[Excerpt provided — start]
Akshaya Patra-Popularising gymnastics among underprivileged children
Set in isolation to the main city, Saankh Shyopuri village is located about thirty kilometers from Jaipur. Studying in an Akshaya Patra beneficiary school is Sanju Kanwar Sisodiya. She is currently in 8th grade and is completing her second year in this school. She lives close to her school, with her parents, four siblings, and uncles and aunts. Her father is a driver and mother, a homemaker.
Sanju is very fond of her school. It is after joining this school that she began participating in sports, and is now well-known as a State level gymnast.
Recalling her initial days in this school, Sanju says, “when I joined school in 7th grade, Seema ma’am used to teach gymnastics to all children. I started doing cartwheel and handspring first. Ma’am saw this and made me do them more.”
Seema Gupta, the Physical Education (PE)teacher, joined this school around the same time as Sanju. She frankly shares, “when I had joined in 2016, there was no atmosphere of sports.”Sanju, like other children of her school, was not introduced to gymnastics until Seema joined as the PE teacher. She admits, “we didn’t know that what we were doing is called gymnastics. We used to call it fighting. Ma’am then corrected us saying it’s called Gymnastics and not fighting.”
[Excerpt provided — finish]
[Entries provided — start]
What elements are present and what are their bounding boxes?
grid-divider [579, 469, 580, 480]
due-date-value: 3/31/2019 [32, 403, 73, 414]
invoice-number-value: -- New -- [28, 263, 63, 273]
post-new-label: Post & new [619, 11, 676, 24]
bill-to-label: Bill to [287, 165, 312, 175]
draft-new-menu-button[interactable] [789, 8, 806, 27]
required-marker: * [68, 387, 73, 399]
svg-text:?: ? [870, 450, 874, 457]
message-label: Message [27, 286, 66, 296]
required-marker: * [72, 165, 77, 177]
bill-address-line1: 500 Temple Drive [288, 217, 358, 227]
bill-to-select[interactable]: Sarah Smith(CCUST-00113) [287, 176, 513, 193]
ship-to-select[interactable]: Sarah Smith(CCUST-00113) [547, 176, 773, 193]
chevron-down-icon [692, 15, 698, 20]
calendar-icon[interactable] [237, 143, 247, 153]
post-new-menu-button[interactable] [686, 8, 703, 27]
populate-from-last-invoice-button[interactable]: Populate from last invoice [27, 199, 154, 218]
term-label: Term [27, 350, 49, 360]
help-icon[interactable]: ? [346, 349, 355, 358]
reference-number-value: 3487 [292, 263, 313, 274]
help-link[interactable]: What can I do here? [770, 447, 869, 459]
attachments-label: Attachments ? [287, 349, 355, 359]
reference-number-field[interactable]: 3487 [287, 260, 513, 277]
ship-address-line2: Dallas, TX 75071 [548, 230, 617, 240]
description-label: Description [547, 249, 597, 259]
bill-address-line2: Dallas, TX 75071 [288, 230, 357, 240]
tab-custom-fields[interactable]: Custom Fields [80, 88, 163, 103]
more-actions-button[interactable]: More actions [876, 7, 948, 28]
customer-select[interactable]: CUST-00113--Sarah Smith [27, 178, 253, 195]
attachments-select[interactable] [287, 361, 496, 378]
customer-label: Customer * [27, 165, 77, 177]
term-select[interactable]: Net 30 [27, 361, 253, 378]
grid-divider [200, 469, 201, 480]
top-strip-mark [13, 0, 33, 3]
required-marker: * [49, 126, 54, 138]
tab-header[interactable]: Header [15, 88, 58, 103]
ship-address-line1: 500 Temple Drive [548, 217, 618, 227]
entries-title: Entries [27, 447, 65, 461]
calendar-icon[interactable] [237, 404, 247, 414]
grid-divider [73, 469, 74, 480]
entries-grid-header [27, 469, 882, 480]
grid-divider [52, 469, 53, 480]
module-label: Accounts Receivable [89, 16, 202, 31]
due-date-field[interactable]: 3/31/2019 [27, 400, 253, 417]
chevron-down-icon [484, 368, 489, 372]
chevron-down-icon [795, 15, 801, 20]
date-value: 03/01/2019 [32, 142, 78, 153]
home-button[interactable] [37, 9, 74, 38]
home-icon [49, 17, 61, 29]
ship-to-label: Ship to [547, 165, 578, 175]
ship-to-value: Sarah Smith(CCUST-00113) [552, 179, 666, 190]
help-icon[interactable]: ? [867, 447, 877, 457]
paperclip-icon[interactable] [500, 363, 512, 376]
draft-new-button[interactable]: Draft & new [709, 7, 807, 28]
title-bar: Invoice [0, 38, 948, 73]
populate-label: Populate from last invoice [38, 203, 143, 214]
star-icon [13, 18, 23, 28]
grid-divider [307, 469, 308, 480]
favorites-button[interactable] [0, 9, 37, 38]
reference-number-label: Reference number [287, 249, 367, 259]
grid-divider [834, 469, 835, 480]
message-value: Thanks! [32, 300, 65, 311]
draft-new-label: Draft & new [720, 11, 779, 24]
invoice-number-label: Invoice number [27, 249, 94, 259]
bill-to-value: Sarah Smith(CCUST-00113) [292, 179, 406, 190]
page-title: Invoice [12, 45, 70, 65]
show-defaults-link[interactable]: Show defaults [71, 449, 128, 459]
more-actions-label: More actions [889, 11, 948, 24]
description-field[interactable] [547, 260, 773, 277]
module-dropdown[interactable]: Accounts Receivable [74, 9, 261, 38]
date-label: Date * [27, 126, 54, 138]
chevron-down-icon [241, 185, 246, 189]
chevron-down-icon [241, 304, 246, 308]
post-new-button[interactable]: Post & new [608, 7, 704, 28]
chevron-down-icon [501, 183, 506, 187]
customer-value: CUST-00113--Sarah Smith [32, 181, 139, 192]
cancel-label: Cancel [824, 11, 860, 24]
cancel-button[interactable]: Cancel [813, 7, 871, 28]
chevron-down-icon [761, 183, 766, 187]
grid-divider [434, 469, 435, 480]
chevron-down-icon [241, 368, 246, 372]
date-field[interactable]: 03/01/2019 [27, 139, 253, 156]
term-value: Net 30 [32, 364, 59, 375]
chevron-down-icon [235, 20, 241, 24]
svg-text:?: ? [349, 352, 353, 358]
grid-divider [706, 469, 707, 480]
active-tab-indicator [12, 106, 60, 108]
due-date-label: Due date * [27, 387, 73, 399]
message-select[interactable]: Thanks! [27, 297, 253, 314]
[Entries provided — finish]
▶ _Tasks to complete_
**1.** Write out the passage of the gymnastics article that opens with the words containing "Sanju is very" and closes with "State level gymnast.".
**2.** Based on the gymnastics article, say whether each statement agrees with it (yes or no) and quote the words that decide it: (a) Sanju is currently in 8th grade. (b) Sanju's mother works as a driver. (c) Seema Gupta joined the school in 2016.
Use only the text, not the records, to respond.

▶ _Task solutions_
**1.**
Sanju is very fond of her school. It is after joining this school that she began participating in sports, and is now well-known as a State level gymnast.

**2.**
(a) Yes: "She is currently in 8th grade"
(b) No: "Her father is a driver and mother, a homemaker."
(c) Yes: "when I had joined in 2016, there was no atmosphere of sports."